_Problem to solve_.
Tally the lines holding the string "audio" and reply with that number alone.

_Exercise material_.
• • • • •

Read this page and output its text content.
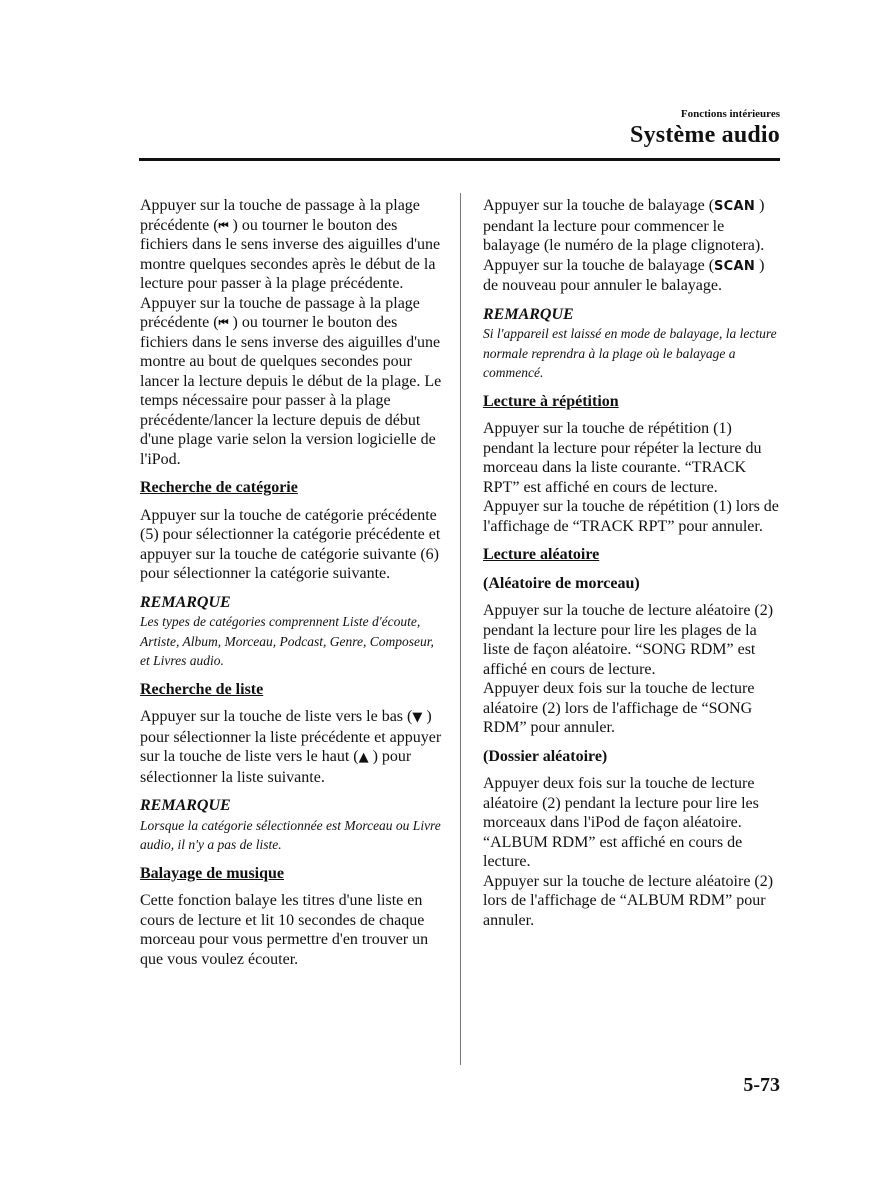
Fonctions intérieures
Système audio

Appuyer sur la touche de passage à la plage précédente (⏮ ) ou tourner le bouton des fichiers dans le sens inverse des aiguilles d'une montre quelques secondes après le début de la lecture pour passer à la plage précédente. Appuyer sur la touche de passage à la plage précédente (⏮ ) ou tourner le bouton des fichiers dans le sens inverse des aiguilles d'une montre au bout de quelques secondes pour lancer la lecture depuis le début de la plage. Le temps nécessaire pour passer à la plage précédente/lancer la lecture depuis de début d'une plage varie selon la version logicielle de l'iPod.

Recherche de catégorie

Appuyer sur la touche de catégorie précédente (5) pour sélectionner la catégorie précédente et appuyer sur la touche de catégorie suivante (6) pour sélectionner la catégorie suivante.

REMARQUE

Les types de catégories comprennent Liste d'écoute, Artiste, Album, Morceau, Podcast, Genre, Composeur, et Livres audio.

Recherche de liste

Appuyer sur la touche de liste vers le bas (▼ ) pour sélectionner la liste précédente et appuyer sur la touche de liste vers le haut (▲ ) pour sélectionner la liste suivante.

REMARQUE

Lorsque la catégorie sélectionnée est Morceau ou Livre audio, il n'y a pas de liste.

Balayage de musique

Cette fonction balaye les titres d'une liste en cours de lecture et lit 10 secondes de chaque morceau pour vous permettre d'en trouver un que vous voulez écouter.

Appuyer sur la touche de balayage (SCAN ) pendant la lecture pour commencer le balayage (le numéro de la plage clignotera). Appuyer sur la touche de balayage (SCAN ) de nouveau pour annuler le balayage.

REMARQUE

Si l'appareil est laissé en mode de balayage, la lecture normale reprendra à la plage où le balayage a commencé.

Lecture à répétition

Appuyer sur la touche de répétition (1) pendant la lecture pour répéter la lecture du morceau dans la liste courante. “TRACK RPT” est affiché en cours de lecture.

Appuyer sur la touche de répétition (1) lors de l'affichage de “TRACK RPT” pour annuler.

Lecture aléatoire

(Aléatoire de morceau)

Appuyer sur la touche de lecture aléatoire (2) pendant la lecture pour lire les plages de la liste de façon aléatoire. “SONG RDM” est affiché en cours de lecture.

Appuyer deux fois sur la touche de lecture aléatoire (2) lors de l'affichage de “SONG RDM” pour annuler.

(Dossier aléatoire)

Appuyer deux fois sur la touche de lecture aléatoire (2) pendant la lecture pour lire les morceaux dans l'iPod de façon aléatoire. “ALBUM RDM” est affiché en cours de lecture.

Appuyer sur la touche de lecture aléatoire (2) lors de l'affichage de “ALBUM RDM” pour annuler.

5-73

• • • • •

_Result of this task_.
3